What to do >> From the entries below, pull out each line where "Reihenfolge" appears.

Extracted data >>
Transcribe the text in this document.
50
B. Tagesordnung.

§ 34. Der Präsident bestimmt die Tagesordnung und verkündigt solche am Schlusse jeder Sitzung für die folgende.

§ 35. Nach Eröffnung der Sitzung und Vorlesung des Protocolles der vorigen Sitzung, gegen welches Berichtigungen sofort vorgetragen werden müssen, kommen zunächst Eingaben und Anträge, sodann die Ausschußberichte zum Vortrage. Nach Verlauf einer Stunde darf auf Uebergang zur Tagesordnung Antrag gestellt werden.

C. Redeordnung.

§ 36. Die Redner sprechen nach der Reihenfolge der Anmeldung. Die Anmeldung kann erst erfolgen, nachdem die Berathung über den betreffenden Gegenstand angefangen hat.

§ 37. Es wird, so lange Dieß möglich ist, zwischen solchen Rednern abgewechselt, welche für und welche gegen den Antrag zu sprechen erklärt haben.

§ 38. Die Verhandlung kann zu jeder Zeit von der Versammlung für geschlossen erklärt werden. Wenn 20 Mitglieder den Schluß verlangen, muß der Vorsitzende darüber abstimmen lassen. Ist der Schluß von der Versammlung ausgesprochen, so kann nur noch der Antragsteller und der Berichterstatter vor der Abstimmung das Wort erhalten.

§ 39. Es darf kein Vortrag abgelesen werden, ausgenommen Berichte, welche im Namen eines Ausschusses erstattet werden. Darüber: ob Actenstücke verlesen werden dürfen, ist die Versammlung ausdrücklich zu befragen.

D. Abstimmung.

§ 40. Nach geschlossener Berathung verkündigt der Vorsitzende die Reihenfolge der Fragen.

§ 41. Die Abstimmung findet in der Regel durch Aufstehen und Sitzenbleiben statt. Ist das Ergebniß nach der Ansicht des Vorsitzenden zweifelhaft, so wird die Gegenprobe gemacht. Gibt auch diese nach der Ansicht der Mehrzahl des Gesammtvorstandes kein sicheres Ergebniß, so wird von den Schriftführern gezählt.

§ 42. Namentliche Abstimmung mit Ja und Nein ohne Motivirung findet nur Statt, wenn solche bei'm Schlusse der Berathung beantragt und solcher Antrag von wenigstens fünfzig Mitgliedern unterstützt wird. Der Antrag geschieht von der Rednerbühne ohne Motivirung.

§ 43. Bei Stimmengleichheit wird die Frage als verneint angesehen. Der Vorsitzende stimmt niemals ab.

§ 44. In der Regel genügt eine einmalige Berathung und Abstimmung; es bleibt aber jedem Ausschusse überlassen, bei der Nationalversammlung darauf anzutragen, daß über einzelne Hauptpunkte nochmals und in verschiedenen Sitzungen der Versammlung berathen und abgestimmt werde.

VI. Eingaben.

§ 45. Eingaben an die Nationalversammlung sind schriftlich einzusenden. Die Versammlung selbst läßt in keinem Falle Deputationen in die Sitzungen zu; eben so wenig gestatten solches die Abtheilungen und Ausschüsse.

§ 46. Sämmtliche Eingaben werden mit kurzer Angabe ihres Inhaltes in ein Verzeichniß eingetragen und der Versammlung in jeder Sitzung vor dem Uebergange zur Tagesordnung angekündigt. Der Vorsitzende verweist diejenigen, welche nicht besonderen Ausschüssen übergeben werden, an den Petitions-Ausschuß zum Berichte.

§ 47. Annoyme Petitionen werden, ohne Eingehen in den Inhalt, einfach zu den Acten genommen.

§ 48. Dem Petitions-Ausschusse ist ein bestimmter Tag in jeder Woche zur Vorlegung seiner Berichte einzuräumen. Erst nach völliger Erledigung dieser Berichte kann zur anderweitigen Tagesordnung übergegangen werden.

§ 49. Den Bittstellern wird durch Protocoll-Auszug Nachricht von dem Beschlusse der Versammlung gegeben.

Response box >>
§ 36. Die Redner sprechen nach der Reihenfolge der Anmeldung. Die Anmeldung kann erst erfolgen, nachdem die Berathung über den betreffenden Gegenstand angefangen hat.
§ 40. Nach geschlossener Berathung verkündigt der Vorsitzende die Reihenfolge der Fragen.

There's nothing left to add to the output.